# [Your instructions]
Duplicate the passage on refugees in Turkey from "50. The expressed" up to and including "of Syrian children.".

# [Passage provided]
——————
50. The expressed concerns not only relate to the readmitted refugees.
Syrian refugees receiving temporary protection in Turkey live in
extreme poverty, due to the combination of limited access to social
welfare systems and to the labour market, where a quota system for
Syrian refugees is applied and employers requesting a working permit
face long and expensive procedures. The total number of official
work permits being issued to Syrian refugees are not more than 15 000
to 30 000. Many of the refugees are exposed to exploitation on the informal
labour market, including a substantial number of Syrian children.
51. The state of emergency that applies since the coup attempt
of summer 2016 also has repercussions for refugees and asylum seekers,
as it has significantly reduced their safeguards against refoulement. The Turkish Executive
Decree 676/2016 has abolished the automatic suspensive effect of
an appeal against removal orders for individuals considered to constitute
a “threat to public order, security and health” or regarded as somehow
associated with “terrorist organisations”. Although the reason for
such labelling is not substantiated, administrative authorities
and courts do not question its validity. In such cases, removal
orders can be issued even when the person concerned is a recognised
refugee or a registered asylum seeker. The only instance able to
stop the deportation is the Constitutional Court.
——————
# [Material]

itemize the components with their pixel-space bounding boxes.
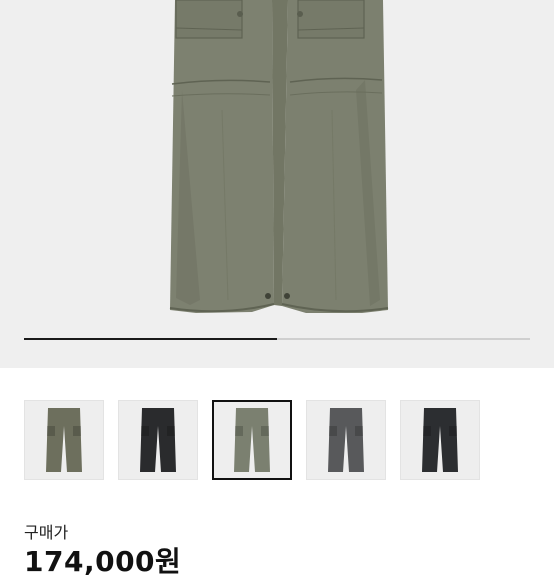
——————
# [Expected answer]
50. The expressed concerns not only relate to the readmitted refugees.
Syrian refugees receiving temporary protection in Turkey live in
extreme poverty, due to the combination of limited access to social
welfare systems and to the labour market, where a quota system for
Syrian refugees is applied and employers requesting a working permit
face long and expensive procedures. The total number of official
work permits being issued to Syrian refugees are not more than 15 000
to 30 000. Many of the refugees are exposed to exploitation on the informal
labour market, including a substantial number of Syrian children.